**Aim of the exercise**:
Lines that include the word "период" are the ones to copy.

**Input data**:

================

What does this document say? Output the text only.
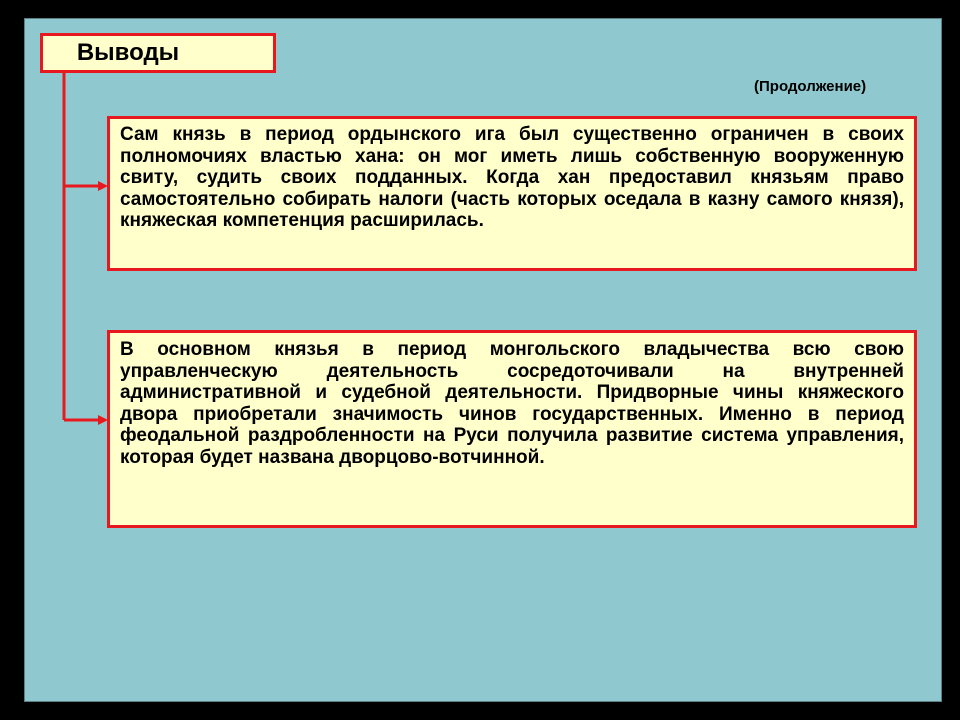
Выводы
(Продолжение)
Сам князь в период ордынского ига был существенно ограничен в своих полномочиях властью хана: он мог иметь лишь собственную вооруженную свиту, судить своих подданных. Когда хан предоставил князьям право самостоятельно собирать налоги (часть которых оседала в казну самого князя), княжеская компетенция расширилась.
В основном князья в период монгольского владычества всю свою управленческую деятельность сосредоточивали на внутренней административной и судебной деятельности. Придворные чины княжеского двора приобретали значимость чинов государственных. Именно в период феодальной раздробленности на Руси получила развитие система управления, которая будет названа дворцово-вотчинной.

================

**Output**:
Сам князь в период ордынского ига был существенно ограничен в своих полномочиях властью хана: он мог иметь лишь собственную вооруженную свиту, судить своих подданных. Когда хан предоставил князьям право самостоятельно собирать налоги (часть которых оседала в казну самого князя), княжеская компетенция расширилась.
В основном князья в период монгольского владычества всю свою управленческую деятельность сосредоточивали на внутренней административной и судебной деятельности. Придворные чины княжеского двора приобретали значимость чинов государственных. Именно в период феодальной раздробленности на Руси получила развитие система управления, которая будет названа дворцово-вотчинной.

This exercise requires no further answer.